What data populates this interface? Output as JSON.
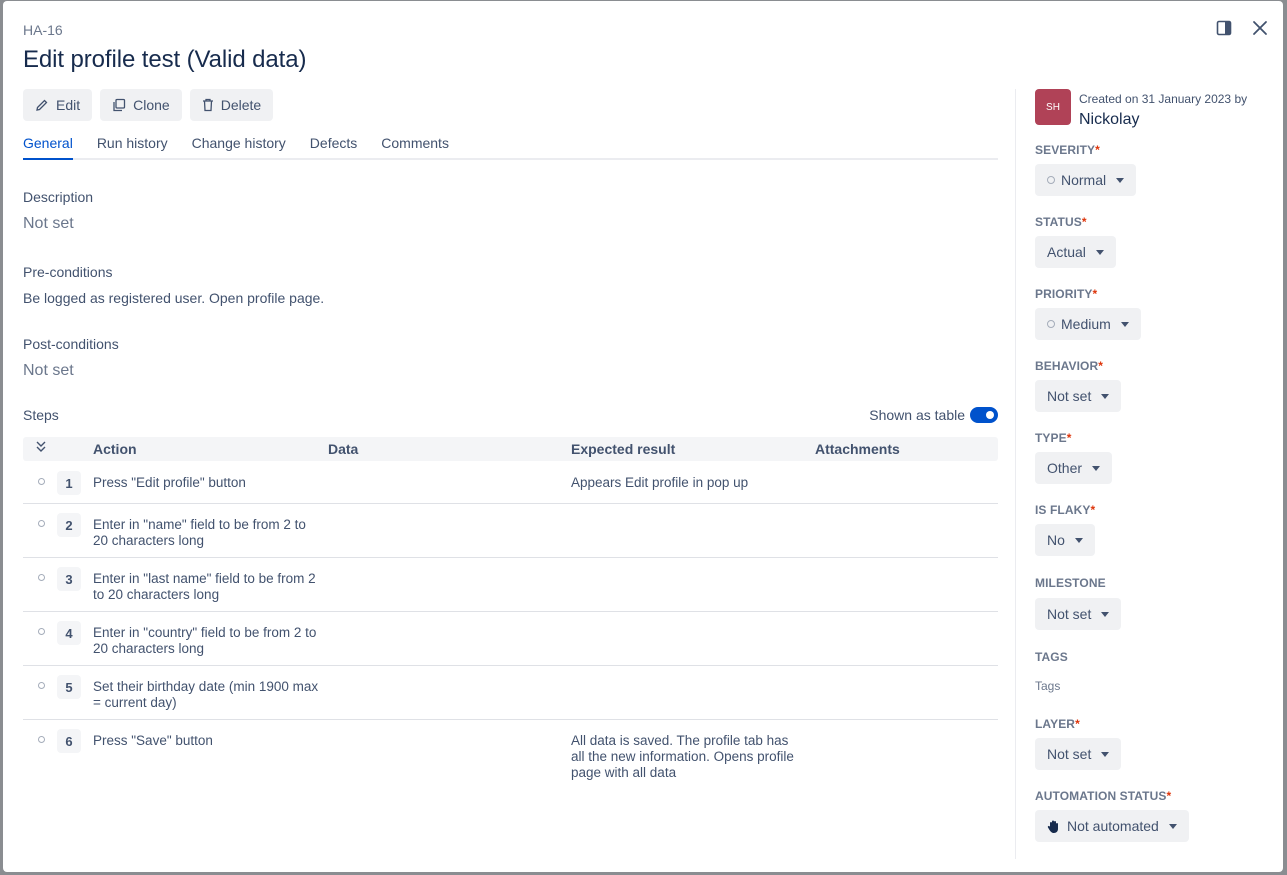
{
  "header": {
    "key": "HA-16",
    "title": "Edit profile test (Valid data)"
  },
  "toolbar": {
    "edit": "Edit",
    "clone": "Clone",
    "delete": "Delete"
  },
  "tabs": [
    "General",
    "Run history",
    "Change history",
    "Defects",
    "Comments"
  ],
  "general": {
    "description_label": "Description",
    "description_value": "Not set",
    "preconditions_label": "Pre-conditions",
    "preconditions_value": "Be logged as registered user. Open profile page.",
    "postconditions_label": "Post-conditions",
    "postconditions_value": "Not set",
    "steps_label": "Steps",
    "shown_as_table": "Shown as table"
  },
  "steps_table": {
    "columns": {
      "action": "Action",
      "data": "Data",
      "expected": "Expected result",
      "attachments": "Attachments"
    },
    "rows": [
      {
        "num": "1",
        "action": "Press \"Edit profile\" button",
        "expected": "Appears Edit profile in pop up"
      },
      {
        "num": "2",
        "action": "Enter in \"name\" field to be from 2 to 20 characters long",
        "expected": ""
      },
      {
        "num": "3",
        "action": "Enter in \"last name\" field to be from 2 to 20 characters long",
        "expected": ""
      },
      {
        "num": "4",
        "action": "Enter in \"country\" field to be from 2 to 20 characters long",
        "expected": ""
      },
      {
        "num": "5",
        "action": "Set their birthday date (min 1900 max = current day)",
        "expected": ""
      },
      {
        "num": "6",
        "action": "Press \"Save\" button",
        "expected": "All data is saved. The profile tab has all the new information. Opens profile page with all data"
      }
    ]
  },
  "sidebar": {
    "avatar_initials": "SH",
    "created_text": "Created on 31 January 2023 by",
    "author": "Nickolay",
    "severity_label": "SEVERITY",
    "severity_value": "Normal",
    "status_label": "STATUS",
    "status_value": "Actual",
    "priority_label": "PRIORITY",
    "priority_value": "Medium",
    "behavior_label": "BEHAVIOR",
    "behavior_value": "Not set",
    "type_label": "TYPE",
    "type_value": "Other",
    "flaky_label": "IS FLAKY",
    "flaky_value": "No",
    "milestone_label": "MILESTONE",
    "milestone_value": "Not set",
    "tags_label": "TAGS",
    "tags_value": "Tags",
    "layer_label": "LAYER",
    "layer_value": "Not set",
    "automation_label": "AUTOMATION STATUS",
    "automation_value": "Not automated",
    "required_mark": "*"
  },
  "colors": {
    "accent": "#0052cc",
    "avatar_bg": "#b04257",
    "required": "#de350b"
  }
}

--------

• [What the task asks]
Give the entries again word for word, but skip the pictures.

• [Task response]
What data populates this interface? Output as JSON.
{
  "header": {
    "key": "HA-16",
    "title": "Edit profile test (Valid data)"
  },
  "toolbar": {
    "edit": "Edit",
    "clone": "Clone",
    "delete": "Delete"
  },
  "tabs": [
    "General",
    "Run history",
    "Change history",
    "Defects",
    "Comments"
  ],
  "general": {
    "description_label": "Description",
    "description_value": "Not set",
    "preconditions_label": "Pre-conditions",
    "preconditions_value": "Be logged as registered user. Open profile page.",
    "postconditions_label": "Post-conditions",
    "postconditions_value": "Not set",
    "steps_label": "Steps",
    "shown_as_table": "Shown as table"
  },
  "steps_table": {
    "columns": {
      "action": "Action",
      "data": "Data",
      "expected": "Expected result",
      "attachments": "Attachments"
    },
    "rows": [
      {
        "num": "1",
        "action": "Press \"Edit profile\" button",
        "expected": "Appears Edit profile in pop up"
      },
      {
        "num": "2",
        "action": "Enter in \"name\" field to be from 2 to 20 characters long",
        "expected": ""
      },
      {
        "num": "3",
        "action": "Enter in \"last name\" field to be from 2 to 20 characters long",
        "expected": ""
      },
      {
        "num": "4",
        "action": "Enter in \"country\" field to be from 2 to 20 characters long",
        "expected": ""
      },
      {
        "num": "5",
        "action": "Set their birthday date (min 1900 max = current day)",
        "expected": ""
      },
      {
        "num": "6",
        "action": "Press \"Save\" button",
        "expected": "All data is saved. The profile tab has all the new information. Opens profile page with all data"
      }
    ]
  },
  "sidebar": {
    "avatar_initials": "SH",
    "created_text": "Created on 31 January 2023 by",
    "author": "Nickolay",
    "severity_label": "SEVERITY",
    "severity_value": "Normal",
    "status_label": "STATUS",
    "status_value": "Actual",
    "priority_label": "PRIORITY",
    "priority_value": "Medium",
    "behavior_label": "BEHAVIOR",
    "behavior_value": "Not set",
    "type_label": "TYPE",
    "type_value": "Other",
    "flaky_label": "IS FLAKY",
    "flaky_value": "No",
    "milestone_label": "MILESTONE",
    "milestone_value": "Not set",
    "tags_label": "TAGS",
    "tags_value": "Tags",
    "layer_label": "LAYER",
    "layer_value": "Not set",
    "automation_label": "AUTOMATION STATUS",
    "automation_value": "Not automated",
    "required_mark": "*"
  },
  "colors": {
    "accent": "#0052cc",
    "avatar_bg": "#b04257",
    "required": "#de350b"
  }
}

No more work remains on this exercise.